[Prompt]
Will you write out the data exactly, excluding every picture?
[START]
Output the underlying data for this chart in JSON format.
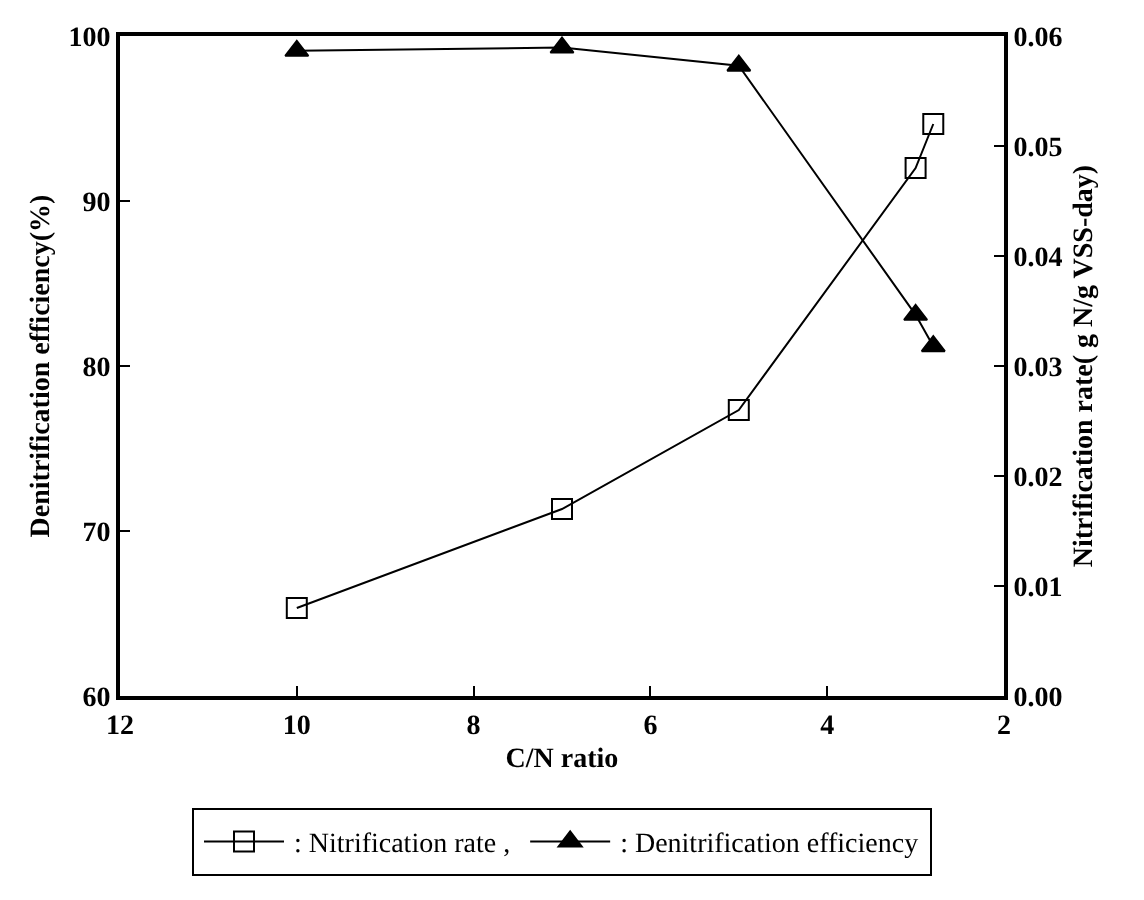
{
  "chart_data": {
    "type": "line",
    "xlabel": "C/N ratio",
    "ylabel": "Denitrification efficiency(%)",
    "y2label": "Nitrification rate( g N/g VSS-day)",
    "x": [
      10,
      7,
      5,
      3,
      2.8
    ],
    "series": [
      {
        "name": ": Nitrification rate ,",
        "color": "#000000",
        "axis": "y2",
        "marker": "square",
        "values": [
          0.008,
          0.017,
          0.026,
          0.048,
          0.052
        ]
      },
      {
        "name": ": Denitrification efficiency",
        "color": "#000000",
        "marker": "triangle",
        "values": [
          99.1,
          99.3,
          98.2,
          83.1,
          81.2
        ]
      }
    ],
    "xlim": [
      12,
      2
    ],
    "xticks": [
      12,
      10,
      8,
      6,
      4,
      2
    ],
    "ylim": [
      60,
      100
    ],
    "yticks": [
      60,
      70,
      80,
      90,
      100
    ],
    "y2lim": [
      0,
      0.06
    ],
    "y2ticks": [
      {
        "value": 0,
        "label": "0.00"
      },
      0.01,
      0.02,
      0.03,
      0.04,
      0.05,
      0.06
    ],
    "legend": "bottom",
    "line_style": "solid"
  }
}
[END]
[Solution]
Output the underlying data for this chart in JSON format.
{
  "chart_data": {
    "type": "line",
    "xlabel": "C/N ratio",
    "ylabel": "Denitrification efficiency(%)",
    "y2label": "Nitrification rate( g N/g VSS-day)",
    "x": [
      10,
      7,
      5,
      3,
      2.8
    ],
    "series": [
      {
        "name": ": Nitrification rate ,",
        "color": "#000000",
        "axis": "y2",
        "marker": "square",
        "values": [
          0.008,
          0.017,
          0.026,
          0.048,
          0.052
        ]
      },
      {
        "name": ": Denitrification efficiency",
        "color": "#000000",
        "marker": "triangle",
        "values": [
          99.1,
          99.3,
          98.2,
          83.1,
          81.2
        ]
      }
    ],
    "xlim": [
      12,
      2
    ],
    "xticks": [
      12,
      10,
      8,
      6,
      4,
      2
    ],
    "ylim": [
      60,
      100
    ],
    "yticks": [
      60,
      70,
      80,
      90,
      100
    ],
    "y2lim": [
      0,
      0.06
    ],
    "y2ticks": [
      {
        "value": 0,
        "label": "0.00"
      },
      0.01,
      0.02,
      0.03,
      0.04,
      0.05,
      0.06
    ],
    "legend": "bottom",
    "line_style": "solid"
  }
}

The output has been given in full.